[Begin]

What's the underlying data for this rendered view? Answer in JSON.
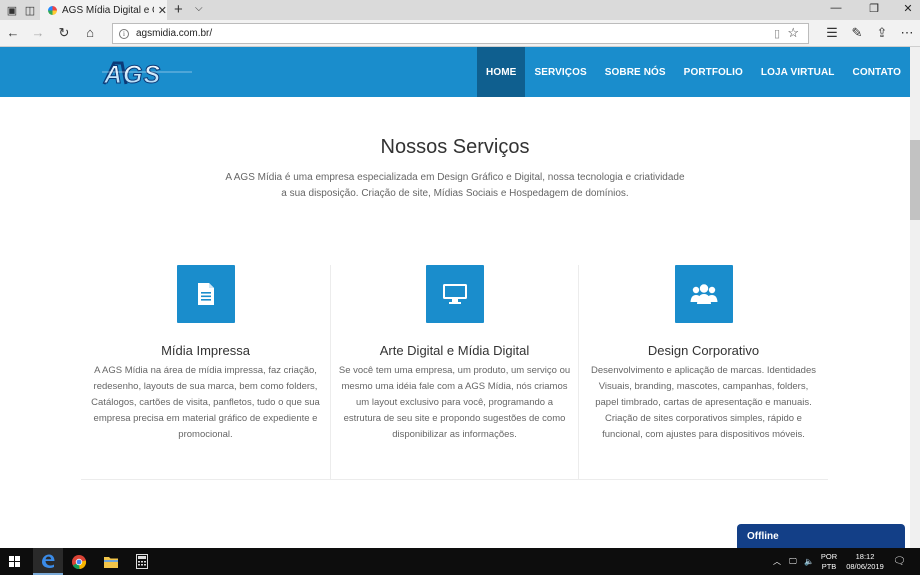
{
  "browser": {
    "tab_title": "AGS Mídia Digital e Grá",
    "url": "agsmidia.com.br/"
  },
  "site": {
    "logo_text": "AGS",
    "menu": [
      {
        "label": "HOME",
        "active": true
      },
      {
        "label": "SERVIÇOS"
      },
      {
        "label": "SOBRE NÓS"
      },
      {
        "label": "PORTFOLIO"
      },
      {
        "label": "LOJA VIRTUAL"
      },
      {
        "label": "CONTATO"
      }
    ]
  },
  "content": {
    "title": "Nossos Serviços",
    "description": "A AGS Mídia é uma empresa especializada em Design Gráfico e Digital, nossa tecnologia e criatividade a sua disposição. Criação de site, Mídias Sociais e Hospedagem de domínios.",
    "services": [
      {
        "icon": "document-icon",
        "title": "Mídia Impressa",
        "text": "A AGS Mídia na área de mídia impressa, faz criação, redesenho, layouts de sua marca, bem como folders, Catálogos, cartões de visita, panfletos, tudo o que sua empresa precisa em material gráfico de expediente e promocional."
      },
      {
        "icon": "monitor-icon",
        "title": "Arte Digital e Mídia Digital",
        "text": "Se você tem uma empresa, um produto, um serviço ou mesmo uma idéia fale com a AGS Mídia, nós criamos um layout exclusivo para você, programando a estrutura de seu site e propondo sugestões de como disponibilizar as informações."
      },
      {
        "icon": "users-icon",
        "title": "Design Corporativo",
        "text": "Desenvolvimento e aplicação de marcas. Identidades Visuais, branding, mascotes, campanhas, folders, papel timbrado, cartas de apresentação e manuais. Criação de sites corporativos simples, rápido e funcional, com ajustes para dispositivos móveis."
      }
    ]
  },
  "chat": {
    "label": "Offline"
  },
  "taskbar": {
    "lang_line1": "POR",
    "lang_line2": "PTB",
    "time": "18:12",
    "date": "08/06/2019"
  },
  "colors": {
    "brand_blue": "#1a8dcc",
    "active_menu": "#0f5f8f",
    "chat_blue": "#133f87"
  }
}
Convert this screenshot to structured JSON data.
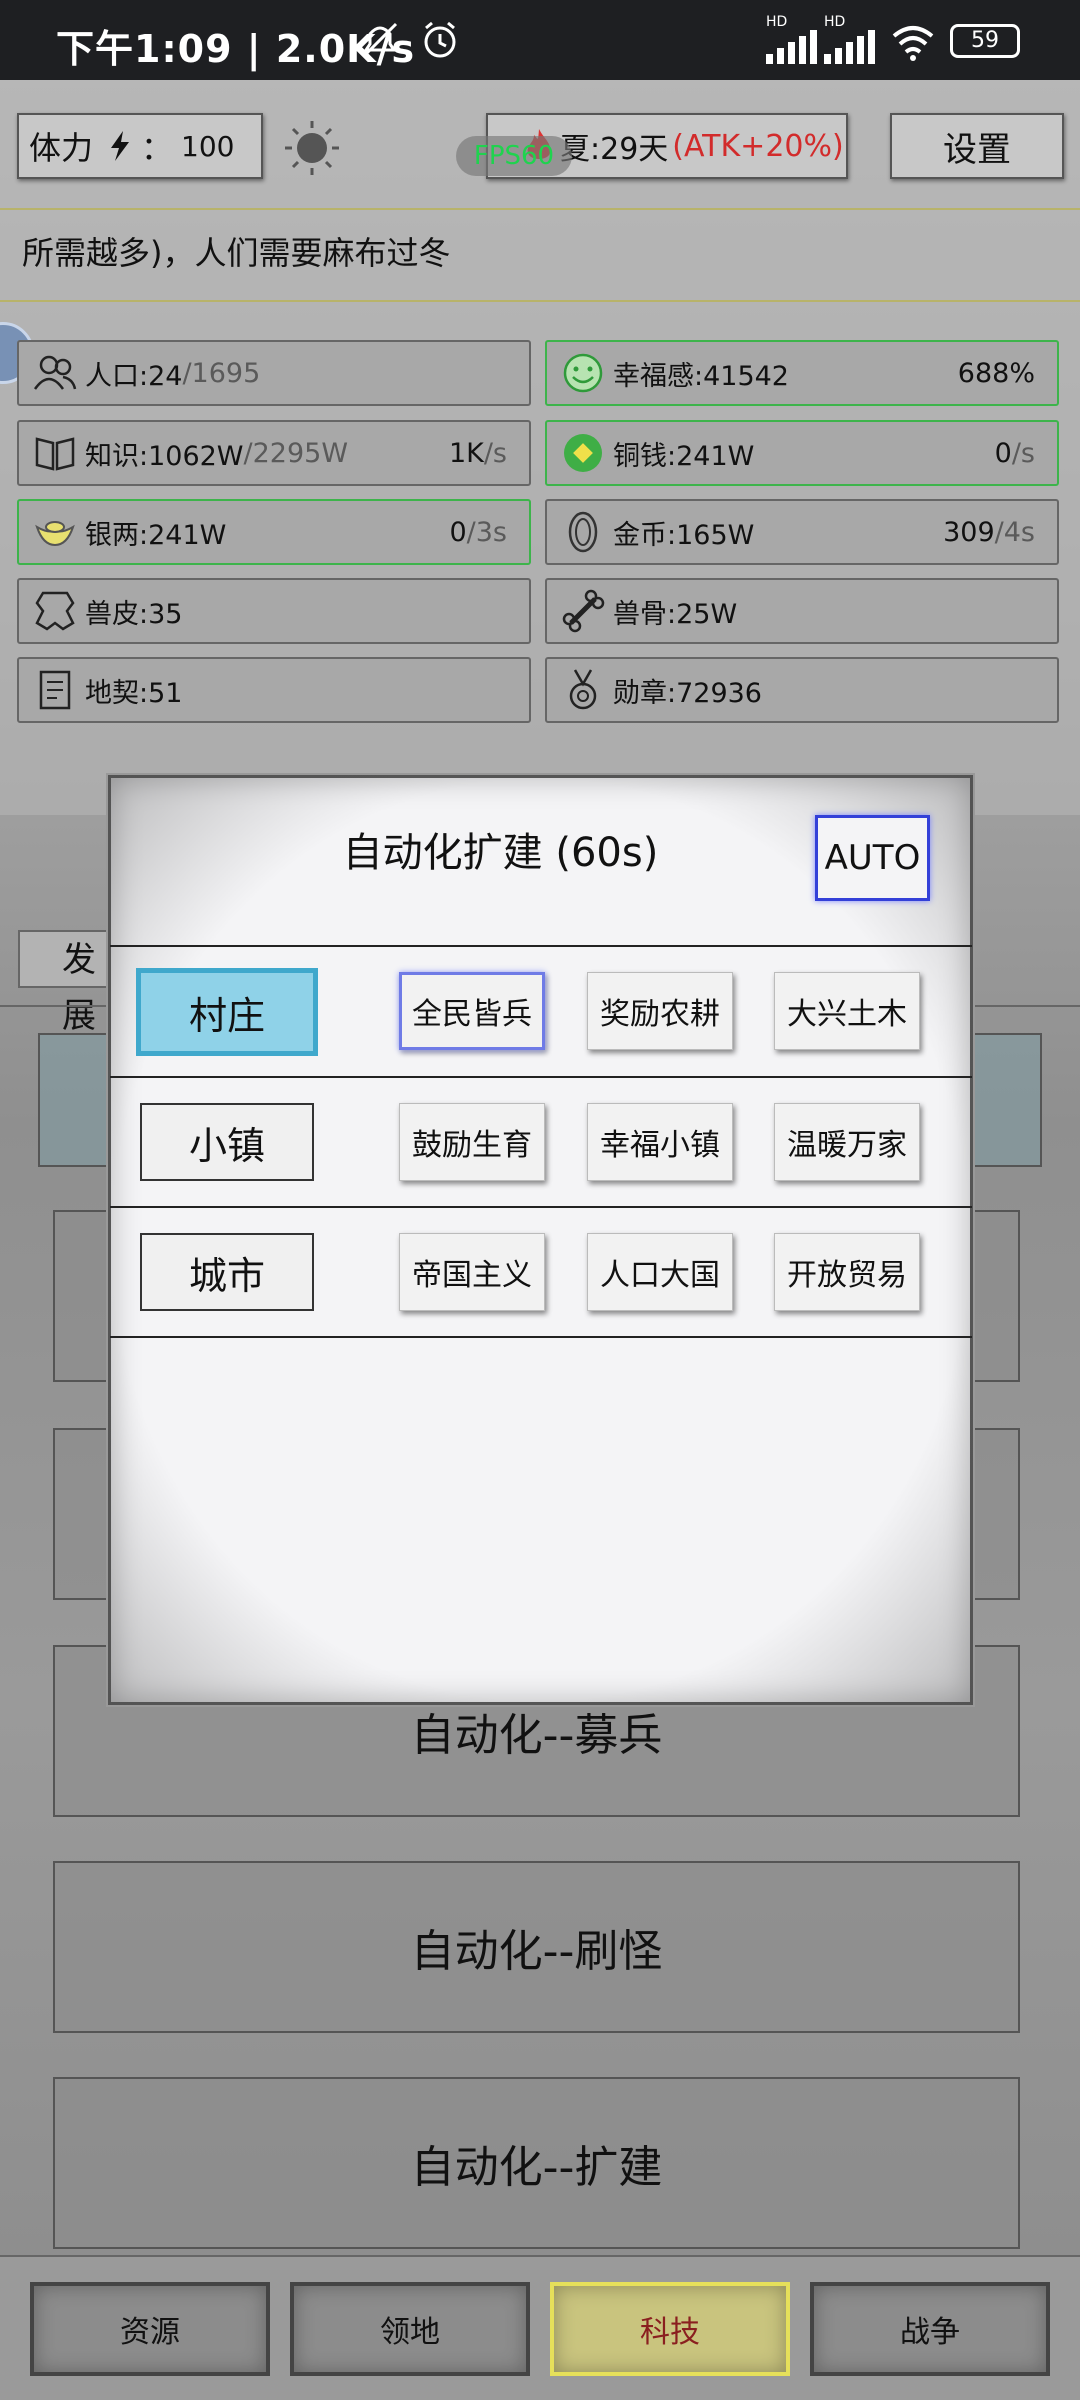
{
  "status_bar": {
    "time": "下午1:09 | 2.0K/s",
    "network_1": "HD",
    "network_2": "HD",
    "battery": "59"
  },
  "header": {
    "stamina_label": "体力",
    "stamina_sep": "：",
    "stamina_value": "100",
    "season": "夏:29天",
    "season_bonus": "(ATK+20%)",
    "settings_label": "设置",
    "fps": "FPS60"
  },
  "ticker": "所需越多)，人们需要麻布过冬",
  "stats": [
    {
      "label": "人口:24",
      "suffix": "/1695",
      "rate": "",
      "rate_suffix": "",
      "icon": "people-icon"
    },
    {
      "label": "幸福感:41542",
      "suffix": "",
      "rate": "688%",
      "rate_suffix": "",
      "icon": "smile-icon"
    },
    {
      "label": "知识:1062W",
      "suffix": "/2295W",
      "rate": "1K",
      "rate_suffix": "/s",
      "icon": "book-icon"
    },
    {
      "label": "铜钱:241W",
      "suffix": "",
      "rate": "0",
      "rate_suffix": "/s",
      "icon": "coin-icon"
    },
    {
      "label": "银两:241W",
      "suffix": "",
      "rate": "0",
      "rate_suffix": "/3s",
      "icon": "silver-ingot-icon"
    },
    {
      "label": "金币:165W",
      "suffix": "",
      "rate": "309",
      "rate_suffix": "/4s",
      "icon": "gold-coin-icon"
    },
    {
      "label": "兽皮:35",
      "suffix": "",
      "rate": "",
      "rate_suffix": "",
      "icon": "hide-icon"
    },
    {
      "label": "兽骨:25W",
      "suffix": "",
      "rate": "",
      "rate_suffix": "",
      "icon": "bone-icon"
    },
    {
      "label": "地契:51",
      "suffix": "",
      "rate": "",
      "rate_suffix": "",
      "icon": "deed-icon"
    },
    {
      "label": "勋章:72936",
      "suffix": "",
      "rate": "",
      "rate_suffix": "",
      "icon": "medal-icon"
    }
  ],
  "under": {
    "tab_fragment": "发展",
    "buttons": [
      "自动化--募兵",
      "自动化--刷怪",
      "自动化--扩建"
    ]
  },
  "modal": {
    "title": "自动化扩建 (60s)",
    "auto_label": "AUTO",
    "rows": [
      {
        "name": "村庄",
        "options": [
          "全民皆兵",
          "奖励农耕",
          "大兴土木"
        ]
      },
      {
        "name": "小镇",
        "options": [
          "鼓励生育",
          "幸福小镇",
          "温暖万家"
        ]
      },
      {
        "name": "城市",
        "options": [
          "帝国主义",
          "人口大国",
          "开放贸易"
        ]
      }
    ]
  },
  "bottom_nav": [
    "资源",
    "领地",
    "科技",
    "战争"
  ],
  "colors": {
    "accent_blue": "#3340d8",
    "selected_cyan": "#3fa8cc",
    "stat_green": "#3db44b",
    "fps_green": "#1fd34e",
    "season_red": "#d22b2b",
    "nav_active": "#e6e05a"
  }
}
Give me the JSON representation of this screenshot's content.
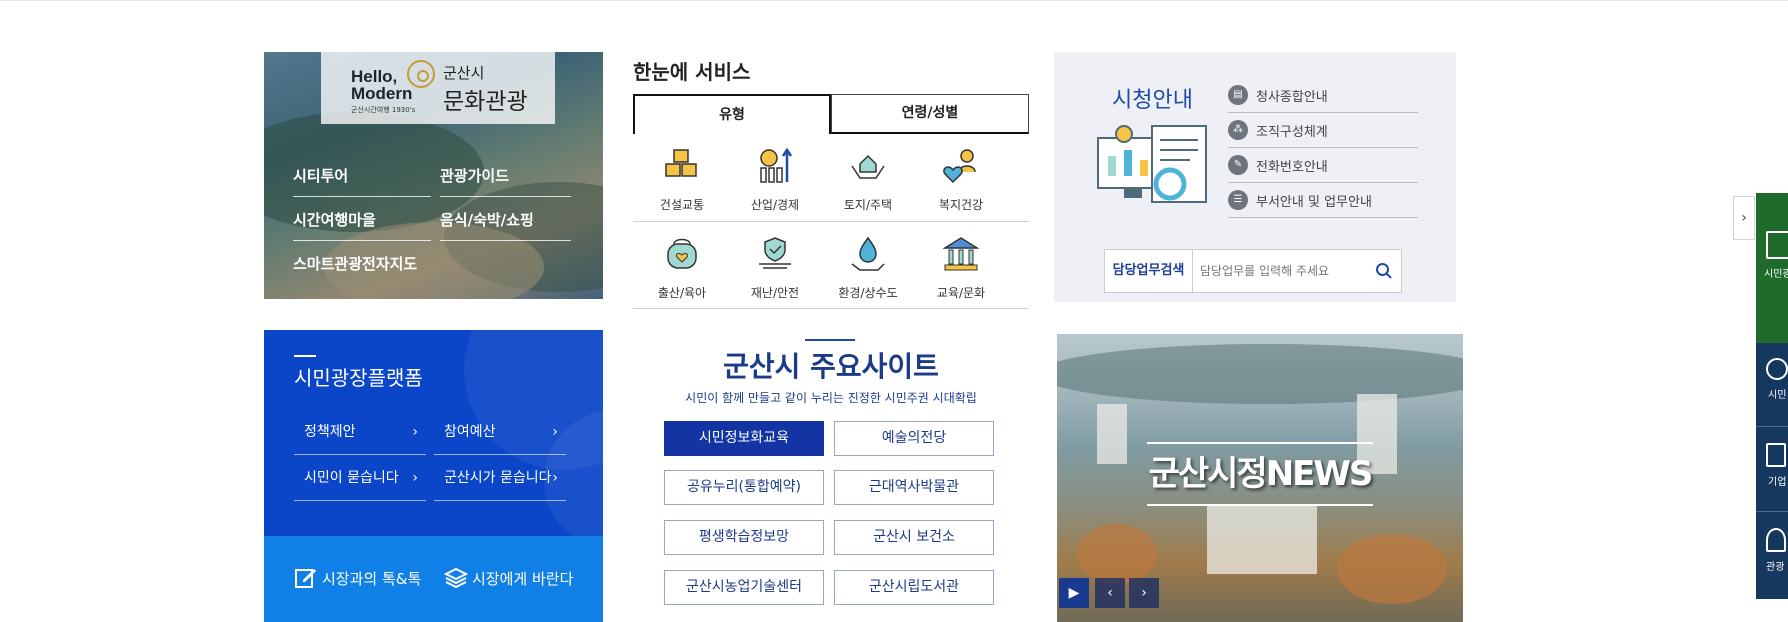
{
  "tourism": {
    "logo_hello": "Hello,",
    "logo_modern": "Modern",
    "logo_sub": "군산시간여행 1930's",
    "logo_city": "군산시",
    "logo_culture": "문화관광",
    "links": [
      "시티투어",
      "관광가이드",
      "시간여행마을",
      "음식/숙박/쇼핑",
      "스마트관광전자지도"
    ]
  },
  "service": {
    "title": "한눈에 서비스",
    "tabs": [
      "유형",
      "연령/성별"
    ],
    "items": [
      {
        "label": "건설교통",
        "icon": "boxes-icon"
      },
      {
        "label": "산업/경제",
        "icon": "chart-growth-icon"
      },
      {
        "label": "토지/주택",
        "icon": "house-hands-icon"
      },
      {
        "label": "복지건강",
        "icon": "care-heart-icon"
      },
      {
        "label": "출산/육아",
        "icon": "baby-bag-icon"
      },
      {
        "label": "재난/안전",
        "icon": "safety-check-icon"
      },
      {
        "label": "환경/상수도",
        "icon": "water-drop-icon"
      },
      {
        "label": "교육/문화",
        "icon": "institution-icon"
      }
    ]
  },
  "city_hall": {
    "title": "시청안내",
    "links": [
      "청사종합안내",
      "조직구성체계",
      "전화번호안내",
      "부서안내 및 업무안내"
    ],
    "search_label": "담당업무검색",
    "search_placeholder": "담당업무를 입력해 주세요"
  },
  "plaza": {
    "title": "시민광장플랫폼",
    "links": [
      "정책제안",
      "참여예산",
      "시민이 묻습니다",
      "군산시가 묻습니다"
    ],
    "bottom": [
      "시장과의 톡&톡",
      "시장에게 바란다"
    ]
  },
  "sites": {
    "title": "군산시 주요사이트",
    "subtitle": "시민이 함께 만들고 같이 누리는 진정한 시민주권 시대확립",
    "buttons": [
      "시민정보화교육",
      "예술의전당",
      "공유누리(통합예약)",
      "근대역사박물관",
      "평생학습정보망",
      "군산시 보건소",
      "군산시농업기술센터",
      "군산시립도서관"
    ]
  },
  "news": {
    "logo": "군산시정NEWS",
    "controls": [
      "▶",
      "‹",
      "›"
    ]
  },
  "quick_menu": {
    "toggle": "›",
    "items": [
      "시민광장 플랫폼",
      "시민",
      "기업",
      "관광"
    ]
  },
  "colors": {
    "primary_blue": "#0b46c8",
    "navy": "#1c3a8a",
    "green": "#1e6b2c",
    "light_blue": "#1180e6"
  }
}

[End]

**Exercise:**
Repeat the material above in full and exactly, omitting the pictures.

**Correct answer:**
What's the underlying data for this rendered view? Answer in JSON.
{
  "browser": {
    "tab_title": "AGS Mídia Digital e Grá",
    "url": "agsmidia.com.br/"
  },
  "site": {
    "logo_text": "AGS",
    "menu": [
      {
        "label": "HOME",
        "active": true
      },
      {
        "label": "SERVIÇOS"
      },
      {
        "label": "SOBRE NÓS"
      },
      {
        "label": "PORTFOLIO"
      },
      {
        "label": "LOJA VIRTUAL"
      },
      {
        "label": "CONTATO"
      }
    ]
  },
  "content": {
    "title": "Nossos Serviços",
    "description": "A AGS Mídia é uma empresa especializada em Design Gráfico e Digital, nossa tecnologia e criatividade a sua disposição. Criação de site, Mídias Sociais e Hospedagem de domínios.",
    "services": [
      {
        "icon": "document-icon",
        "title": "Mídia Impressa",
        "text": "A AGS Mídia na área de mídia impressa, faz criação, redesenho, layouts de sua marca, bem como folders, Catálogos, cartões de visita, panfletos, tudo o que sua empresa precisa em material gráfico de expediente e promocional."
      },
      {
        "icon": "monitor-icon",
        "title": "Arte Digital e Mídia Digital",
        "text": "Se você tem uma empresa, um produto, um serviço ou mesmo uma idéia fale com a AGS Mídia, nós criamos um layout exclusivo para você, programando a estrutura de seu site e propondo sugestões de como disponibilizar as informações."
      },
      {
        "icon": "users-icon",
        "title": "Design Corporativo",
        "text": "Desenvolvimento e aplicação de marcas. Identidades Visuais, branding, mascotes, campanhas, folders, papel timbrado, cartas de apresentação e manuais. Criação de sites corporativos simples, rápido e funcional, com ajustes para dispositivos móveis."
      }
    ]
  },
  "chat": {
    "label": "Offline"
  },
  "taskbar": {
    "lang_line1": "POR",
    "lang_line2": "PTB",
    "time": "18:12",
    "date": "08/06/2019"
  },
  "colors": {
    "brand_blue": "#1a8dcc",
    "active_menu": "#0f5f8f",
    "chat_blue": "#133f87"
  }
}
Convert this screenshot to structured JSON data.
{
  "status_bar": {
    "time": "下午1:09 | 2.0K/s",
    "network_1": "HD",
    "network_2": "HD",
    "battery": "59"
  },
  "header": {
    "stamina_label": "体力",
    "stamina_sep": "：",
    "stamina_value": "100",
    "season": "夏:29天",
    "season_bonus": "(ATK+20%)",
    "settings_label": "设置",
    "fps": "FPS60"
  },
  "ticker": "所需越多)，人们需要麻布过冬",
  "stats": [
    {
      "label": "人口:24",
      "suffix": "/1695",
      "rate": "",
      "rate_suffix": "",
      "icon": "people-icon"
    },
    {
      "label": "幸福感:41542",
      "suffix": "",
      "rate": "688%",
      "rate_suffix": "",
      "icon": "smile-icon"
    },
    {
      "label": "知识:1062W",
      "suffix": "/2295W",
      "rate": "1K",
      "rate_suffix": "/s",
      "icon": "book-icon"
    },
    {
      "label": "铜钱:241W",
      "suffix": "",
      "rate": "0",
      "rate_suffix": "/s",
      "icon": "coin-icon"
    },
    {
      "label": "银两:241W",
      "suffix": "",
      "rate": "0",
      "rate_suffix": "/3s",
      "icon": "silver-ingot-icon"
    },
    {
      "label": "金币:165W",
      "suffix": "",
      "rate": "309",
      "rate_suffix": "/4s",
      "icon": "gold-coin-icon"
    },
    {
      "label": "兽皮:35",
      "suffix": "",
      "rate": "",
      "rate_suffix": "",
      "icon": "hide-icon"
    },
    {
      "label": "兽骨:25W",
      "suffix": "",
      "rate": "",
      "rate_suffix": "",
      "icon": "bone-icon"
    },
    {
      "label": "地契:51",
      "suffix": "",
      "rate": "",
      "rate_suffix": "",
      "icon": "deed-icon"
    },
    {
      "label": "勋章:72936",
      "suffix": "",
      "rate": "",
      "rate_suffix": "",
      "icon": "medal-icon"
    }
  ],
  "under": {
    "tab_fragment": "发展",
    "buttons": [
      "自动化--募兵",
      "自动化--刷怪",
      "自动化--扩建"
    ]
  },
  "modal": {
    "title": "自动化扩建 (60s)",
    "auto_label": "AUTO",
    "rows": [
      {
        "name": "村庄",
        "options": [
          "全民皆兵",
          "奖励农耕",
          "大兴土木"
        ]
      },
      {
        "name": "小镇",
        "options": [
          "鼓励生育",
          "幸福小镇",
          "温暖万家"
        ]
      },
      {
        "name": "城市",
        "options": [
          "帝国主义",
          "人口大国",
          "开放贸易"
        ]
      }
    ]
  },
  "bottom_nav": [
    "资源",
    "领地",
    "科技",
    "战争"
  ],
  "colors": {
    "accent_blue": "#3340d8",
    "selected_cyan": "#3fa8cc",
    "stat_green": "#3db44b",
    "fps_green": "#1fd34e",
    "season_red": "#d22b2b",
    "nav_active": "#e6e05a"
  }
}
Give me the JSON representation of this screenshot's content.
{
  "tourism": {
    "logo_hello": "Hello,",
    "logo_modern": "Modern",
    "logo_sub": "군산시간여행 1930's",
    "logo_city": "군산시",
    "logo_culture": "문화관광",
    "links": [
      "시티투어",
      "관광가이드",
      "시간여행마을",
      "음식/숙박/쇼핑",
      "스마트관광전자지도"
    ]
  },
  "service": {
    "title": "한눈에 서비스",
    "tabs": [
      "유형",
      "연령/성별"
    ],
    "items": [
      {
        "label": "건설교통",
        "icon": "boxes-icon"
      },
      {
        "label": "산업/경제",
        "icon": "chart-growth-icon"
      },
      {
        "label": "토지/주택",
        "icon": "house-hands-icon"
      },
      {
        "label": "복지건강",
        "icon": "care-heart-icon"
      },
      {
        "label": "출산/육아",
        "icon": "baby-bag-icon"
      },
      {
        "label": "재난/안전",
        "icon": "safety-check-icon"
      },
      {
        "label": "환경/상수도",
        "icon": "water-drop-icon"
      },
      {
        "label": "교육/문화",
        "icon": "institution-icon"
      }
    ]
  },
  "city_hall": {
    "title": "시청안내",
    "links": [
      "청사종합안내",
      "조직구성체계",
      "전화번호안내",
      "부서안내 및 업무안내"
    ],
    "search_label": "담당업무검색",
    "search_placeholder": "담당업무를 입력해 주세요"
  },
  "plaza": {
    "title": "시민광장플랫폼",
    "links": [
      "정책제안",
      "참여예산",
      "시민이 묻습니다",
      "군산시가 묻습니다"
    ],
    "bottom": [
      "시장과의 톡&톡",
      "시장에게 바란다"
    ]
  },
  "sites": {
    "title": "군산시 주요사이트",
    "subtitle": "시민이 함께 만들고 같이 누리는 진정한 시민주권 시대확립",
    "buttons": [
      "시민정보화교육",
      "예술의전당",
      "공유누리(통합예약)",
      "근대역사박물관",
      "평생학습정보망",
      "군산시 보건소",
      "군산시농업기술센터",
      "군산시립도서관"
    ]
  },
  "news": {
    "logo": "군산시정NEWS",
    "controls": [
      "▶",
      "‹",
      "›"
    ]
  },
  "quick_menu": {
    "toggle": "›",
    "items": [
      "시민광장 플랫폼",
      "시민",
      "기업",
      "관광"
    ]
  },
  "colors": {
    "primary_blue": "#0b46c8",
    "navy": "#1c3a8a",
    "green": "#1e6b2c",
    "light_blue": "#1180e6"
  }
}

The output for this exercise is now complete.